Description of the task: In the entries, find all lines that hold the word "stars" and copy them.

Available records:
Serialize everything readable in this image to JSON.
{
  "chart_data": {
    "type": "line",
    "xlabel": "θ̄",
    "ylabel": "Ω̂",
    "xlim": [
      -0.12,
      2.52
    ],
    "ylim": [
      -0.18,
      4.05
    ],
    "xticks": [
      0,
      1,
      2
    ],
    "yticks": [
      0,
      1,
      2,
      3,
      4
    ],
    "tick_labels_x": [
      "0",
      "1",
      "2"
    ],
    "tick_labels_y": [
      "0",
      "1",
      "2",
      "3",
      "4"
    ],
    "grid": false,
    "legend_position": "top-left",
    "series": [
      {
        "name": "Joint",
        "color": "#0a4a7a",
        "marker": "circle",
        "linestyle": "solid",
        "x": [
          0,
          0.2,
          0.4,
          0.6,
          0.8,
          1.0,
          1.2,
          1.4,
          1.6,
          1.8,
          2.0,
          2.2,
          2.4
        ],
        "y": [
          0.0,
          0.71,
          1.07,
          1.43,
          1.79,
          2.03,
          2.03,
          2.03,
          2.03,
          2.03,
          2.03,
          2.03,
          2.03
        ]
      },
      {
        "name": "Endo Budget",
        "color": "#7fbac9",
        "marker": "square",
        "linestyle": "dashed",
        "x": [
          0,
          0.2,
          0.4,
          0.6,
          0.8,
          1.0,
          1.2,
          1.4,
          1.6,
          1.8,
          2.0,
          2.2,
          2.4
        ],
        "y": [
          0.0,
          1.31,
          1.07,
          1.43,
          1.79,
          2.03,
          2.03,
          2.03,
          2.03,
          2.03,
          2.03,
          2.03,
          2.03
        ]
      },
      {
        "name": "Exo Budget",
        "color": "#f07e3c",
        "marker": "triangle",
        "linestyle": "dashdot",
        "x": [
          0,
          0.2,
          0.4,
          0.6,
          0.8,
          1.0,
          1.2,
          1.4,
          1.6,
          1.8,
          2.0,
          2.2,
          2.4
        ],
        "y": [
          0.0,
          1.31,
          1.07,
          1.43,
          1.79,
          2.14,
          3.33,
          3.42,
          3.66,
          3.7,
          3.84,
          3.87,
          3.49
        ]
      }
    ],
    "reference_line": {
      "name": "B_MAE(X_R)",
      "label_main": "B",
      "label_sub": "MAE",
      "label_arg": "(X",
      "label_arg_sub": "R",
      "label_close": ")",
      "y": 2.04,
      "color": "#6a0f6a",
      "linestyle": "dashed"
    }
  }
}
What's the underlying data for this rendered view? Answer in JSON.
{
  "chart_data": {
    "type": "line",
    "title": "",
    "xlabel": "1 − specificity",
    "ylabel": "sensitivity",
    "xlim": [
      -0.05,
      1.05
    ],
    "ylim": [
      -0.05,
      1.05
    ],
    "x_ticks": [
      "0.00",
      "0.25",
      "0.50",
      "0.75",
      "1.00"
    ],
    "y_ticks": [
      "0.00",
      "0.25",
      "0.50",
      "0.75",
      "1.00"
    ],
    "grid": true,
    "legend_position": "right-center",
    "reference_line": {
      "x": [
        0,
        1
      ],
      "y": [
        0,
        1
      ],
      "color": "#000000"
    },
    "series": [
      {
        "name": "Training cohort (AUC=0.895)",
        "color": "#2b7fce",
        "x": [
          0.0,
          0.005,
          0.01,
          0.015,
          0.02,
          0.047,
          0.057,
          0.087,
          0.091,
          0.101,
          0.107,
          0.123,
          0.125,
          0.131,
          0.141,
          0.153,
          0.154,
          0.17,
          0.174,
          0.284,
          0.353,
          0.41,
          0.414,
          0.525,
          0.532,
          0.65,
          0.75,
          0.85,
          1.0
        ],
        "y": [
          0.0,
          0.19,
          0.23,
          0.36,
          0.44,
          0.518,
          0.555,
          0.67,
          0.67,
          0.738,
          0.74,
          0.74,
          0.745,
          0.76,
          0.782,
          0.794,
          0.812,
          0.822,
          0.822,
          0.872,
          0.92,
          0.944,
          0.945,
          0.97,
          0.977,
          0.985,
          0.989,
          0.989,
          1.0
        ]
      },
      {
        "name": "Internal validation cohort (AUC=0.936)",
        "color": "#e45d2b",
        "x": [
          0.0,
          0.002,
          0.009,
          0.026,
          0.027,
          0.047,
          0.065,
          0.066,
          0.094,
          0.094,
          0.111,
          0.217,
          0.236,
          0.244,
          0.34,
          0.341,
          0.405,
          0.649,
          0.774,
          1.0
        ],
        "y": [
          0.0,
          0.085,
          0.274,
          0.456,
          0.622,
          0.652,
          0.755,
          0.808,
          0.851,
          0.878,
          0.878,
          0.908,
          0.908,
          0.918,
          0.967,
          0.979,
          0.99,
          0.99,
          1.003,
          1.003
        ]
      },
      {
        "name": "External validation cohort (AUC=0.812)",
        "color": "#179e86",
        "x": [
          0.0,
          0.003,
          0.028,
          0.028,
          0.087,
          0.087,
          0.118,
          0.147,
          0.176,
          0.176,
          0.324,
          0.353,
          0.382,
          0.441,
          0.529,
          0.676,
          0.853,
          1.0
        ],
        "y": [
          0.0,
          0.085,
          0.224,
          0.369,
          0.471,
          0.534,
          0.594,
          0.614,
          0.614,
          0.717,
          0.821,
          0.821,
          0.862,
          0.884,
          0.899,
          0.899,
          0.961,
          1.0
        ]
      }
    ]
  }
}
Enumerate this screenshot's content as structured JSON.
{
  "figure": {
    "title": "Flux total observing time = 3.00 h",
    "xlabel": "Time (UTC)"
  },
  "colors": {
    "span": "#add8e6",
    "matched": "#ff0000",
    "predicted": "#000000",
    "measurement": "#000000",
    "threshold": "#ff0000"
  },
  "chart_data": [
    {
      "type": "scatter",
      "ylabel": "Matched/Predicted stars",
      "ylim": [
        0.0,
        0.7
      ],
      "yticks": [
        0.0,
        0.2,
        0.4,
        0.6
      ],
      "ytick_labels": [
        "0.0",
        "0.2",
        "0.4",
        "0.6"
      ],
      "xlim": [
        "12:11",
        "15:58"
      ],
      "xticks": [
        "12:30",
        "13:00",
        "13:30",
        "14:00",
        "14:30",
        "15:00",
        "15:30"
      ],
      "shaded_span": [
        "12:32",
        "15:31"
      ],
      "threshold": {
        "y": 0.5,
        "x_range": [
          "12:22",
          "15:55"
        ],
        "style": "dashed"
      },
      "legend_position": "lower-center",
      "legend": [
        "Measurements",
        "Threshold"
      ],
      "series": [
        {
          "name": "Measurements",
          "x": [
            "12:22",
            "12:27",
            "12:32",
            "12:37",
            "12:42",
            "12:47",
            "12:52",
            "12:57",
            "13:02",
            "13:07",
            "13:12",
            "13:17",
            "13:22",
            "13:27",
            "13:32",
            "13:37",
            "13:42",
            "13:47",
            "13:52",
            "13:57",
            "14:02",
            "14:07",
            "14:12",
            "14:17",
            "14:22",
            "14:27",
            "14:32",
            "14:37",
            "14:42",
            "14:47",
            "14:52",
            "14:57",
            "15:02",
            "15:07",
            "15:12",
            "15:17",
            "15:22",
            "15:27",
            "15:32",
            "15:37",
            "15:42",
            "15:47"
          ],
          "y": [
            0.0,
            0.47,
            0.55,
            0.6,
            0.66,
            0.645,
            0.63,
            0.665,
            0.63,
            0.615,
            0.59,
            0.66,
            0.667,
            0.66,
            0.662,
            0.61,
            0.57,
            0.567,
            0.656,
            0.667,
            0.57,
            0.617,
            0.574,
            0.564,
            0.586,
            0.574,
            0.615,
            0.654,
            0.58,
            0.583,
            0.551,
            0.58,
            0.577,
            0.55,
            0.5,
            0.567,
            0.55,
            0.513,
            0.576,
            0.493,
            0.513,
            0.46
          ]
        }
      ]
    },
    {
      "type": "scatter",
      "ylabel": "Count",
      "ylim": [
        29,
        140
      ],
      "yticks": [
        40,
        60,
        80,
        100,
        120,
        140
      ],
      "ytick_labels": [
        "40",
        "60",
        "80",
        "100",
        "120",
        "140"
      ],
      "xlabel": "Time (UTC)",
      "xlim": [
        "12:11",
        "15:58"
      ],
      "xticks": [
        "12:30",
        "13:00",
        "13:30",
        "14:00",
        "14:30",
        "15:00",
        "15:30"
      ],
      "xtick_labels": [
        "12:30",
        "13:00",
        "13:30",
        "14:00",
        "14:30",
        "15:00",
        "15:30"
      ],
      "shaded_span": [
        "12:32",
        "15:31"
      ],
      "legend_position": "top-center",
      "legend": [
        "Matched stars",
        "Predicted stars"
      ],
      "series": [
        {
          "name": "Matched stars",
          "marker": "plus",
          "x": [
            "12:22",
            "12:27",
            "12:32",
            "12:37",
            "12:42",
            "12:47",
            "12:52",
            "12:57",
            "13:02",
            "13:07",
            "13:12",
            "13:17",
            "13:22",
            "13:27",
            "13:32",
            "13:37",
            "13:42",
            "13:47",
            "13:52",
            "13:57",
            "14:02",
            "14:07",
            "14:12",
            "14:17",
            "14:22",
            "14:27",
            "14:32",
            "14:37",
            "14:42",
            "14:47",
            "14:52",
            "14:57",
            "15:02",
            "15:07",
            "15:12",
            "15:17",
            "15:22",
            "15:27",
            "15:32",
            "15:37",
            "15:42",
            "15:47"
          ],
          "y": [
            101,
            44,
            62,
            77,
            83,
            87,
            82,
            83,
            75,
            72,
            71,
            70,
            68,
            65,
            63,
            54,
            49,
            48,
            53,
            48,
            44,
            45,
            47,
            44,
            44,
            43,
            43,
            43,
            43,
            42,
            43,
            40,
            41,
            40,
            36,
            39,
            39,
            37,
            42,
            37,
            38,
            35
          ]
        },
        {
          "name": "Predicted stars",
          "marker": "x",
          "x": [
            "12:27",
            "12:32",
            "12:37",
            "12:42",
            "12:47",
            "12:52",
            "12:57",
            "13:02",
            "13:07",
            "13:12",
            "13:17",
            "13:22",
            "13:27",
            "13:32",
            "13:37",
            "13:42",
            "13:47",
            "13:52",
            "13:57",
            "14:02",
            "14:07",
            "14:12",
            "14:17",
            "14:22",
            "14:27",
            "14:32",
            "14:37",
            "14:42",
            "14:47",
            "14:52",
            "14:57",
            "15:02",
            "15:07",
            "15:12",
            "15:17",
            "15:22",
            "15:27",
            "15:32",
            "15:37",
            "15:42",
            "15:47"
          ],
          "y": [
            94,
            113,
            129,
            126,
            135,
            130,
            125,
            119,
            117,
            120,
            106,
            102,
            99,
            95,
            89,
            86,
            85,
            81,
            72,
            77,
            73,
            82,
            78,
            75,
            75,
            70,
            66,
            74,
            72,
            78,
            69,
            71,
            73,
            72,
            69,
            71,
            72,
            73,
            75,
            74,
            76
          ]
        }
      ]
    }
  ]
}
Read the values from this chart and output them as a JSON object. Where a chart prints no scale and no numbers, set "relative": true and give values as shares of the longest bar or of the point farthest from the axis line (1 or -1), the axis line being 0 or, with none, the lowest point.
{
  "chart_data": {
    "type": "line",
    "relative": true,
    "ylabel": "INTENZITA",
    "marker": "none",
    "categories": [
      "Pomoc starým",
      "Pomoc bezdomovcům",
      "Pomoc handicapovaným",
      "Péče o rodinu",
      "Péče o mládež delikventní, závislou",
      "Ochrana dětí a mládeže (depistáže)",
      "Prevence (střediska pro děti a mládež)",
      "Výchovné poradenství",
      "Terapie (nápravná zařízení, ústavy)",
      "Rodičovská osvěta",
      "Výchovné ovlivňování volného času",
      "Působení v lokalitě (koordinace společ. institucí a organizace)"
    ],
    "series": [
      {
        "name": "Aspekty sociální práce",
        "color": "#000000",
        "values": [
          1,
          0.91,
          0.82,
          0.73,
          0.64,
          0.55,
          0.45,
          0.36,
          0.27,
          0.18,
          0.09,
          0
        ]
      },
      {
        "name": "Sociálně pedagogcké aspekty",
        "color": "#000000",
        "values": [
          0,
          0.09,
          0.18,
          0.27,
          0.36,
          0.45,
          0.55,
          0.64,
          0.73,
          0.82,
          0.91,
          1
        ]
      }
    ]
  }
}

Exercise output:
      "ylabel": "Matched/Predicted stars",
        "Matched stars",
        "Predicted stars"
          "name": "Matched stars",
          "name": "Predicted stars",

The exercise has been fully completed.